Items start
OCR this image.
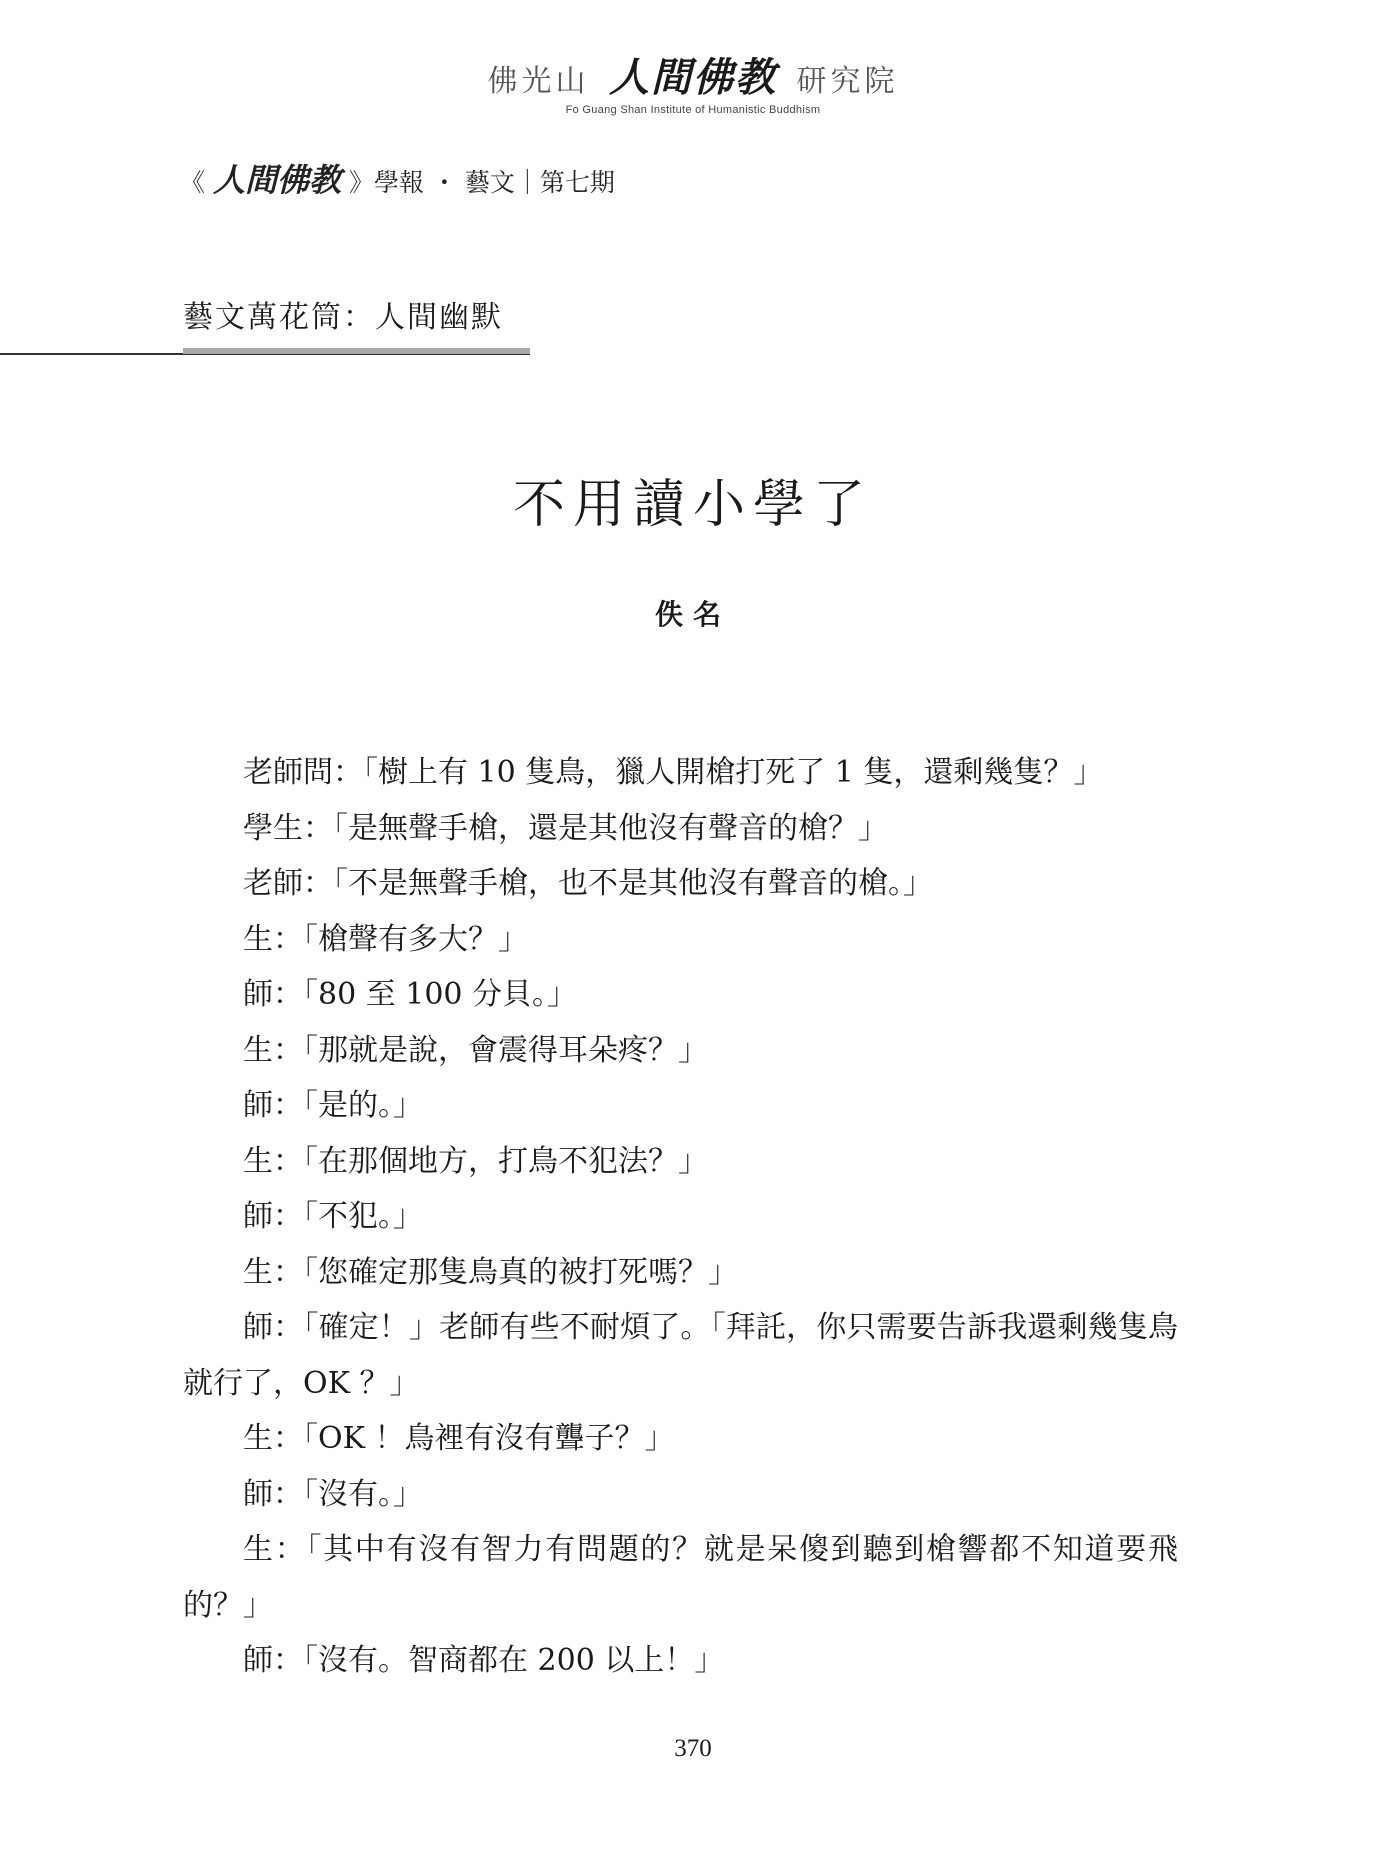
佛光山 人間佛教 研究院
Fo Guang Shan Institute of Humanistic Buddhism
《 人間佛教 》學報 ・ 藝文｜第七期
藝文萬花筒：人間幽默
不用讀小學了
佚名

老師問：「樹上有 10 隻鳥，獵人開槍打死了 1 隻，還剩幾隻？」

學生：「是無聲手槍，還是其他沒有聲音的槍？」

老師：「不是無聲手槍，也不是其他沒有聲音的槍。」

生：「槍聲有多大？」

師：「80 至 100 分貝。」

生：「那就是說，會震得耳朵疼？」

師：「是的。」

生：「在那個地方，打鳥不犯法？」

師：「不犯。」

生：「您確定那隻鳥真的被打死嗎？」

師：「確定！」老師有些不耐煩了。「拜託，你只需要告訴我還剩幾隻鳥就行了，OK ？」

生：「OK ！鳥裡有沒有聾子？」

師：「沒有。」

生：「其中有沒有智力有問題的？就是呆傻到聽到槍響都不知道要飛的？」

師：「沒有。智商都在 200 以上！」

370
Items end
Copy the records word for word, leaving no picture in the copy.

OCR this image.
佛光山 人間佛教 研究院
Fo Guang Shan Institute of Humanistic Buddhism
《 人間佛教 》學報 ・ 藝文｜第七期
藝文萬花筒：人間幽默
不用讀小學了
佚名

老師問：「樹上有 10 隻鳥，獵人開槍打死了 1 隻，還剩幾隻？」

學生：「是無聲手槍，還是其他沒有聲音的槍？」

老師：「不是無聲手槍，也不是其他沒有聲音的槍。」

生：「槍聲有多大？」

師：「80 至 100 分貝。」

生：「那就是說，會震得耳朵疼？」

師：「是的。」

生：「在那個地方，打鳥不犯法？」

師：「不犯。」

生：「您確定那隻鳥真的被打死嗎？」

師：「確定！」老師有些不耐煩了。「拜託，你只需要告訴我還剩幾隻鳥就行了，OK ？」

生：「OK ！鳥裡有沒有聾子？」

師：「沒有。」

生：「其中有沒有智力有問題的？就是呆傻到聽到槍響都不知道要飛的？」

師：「沒有。智商都在 200 以上！」

370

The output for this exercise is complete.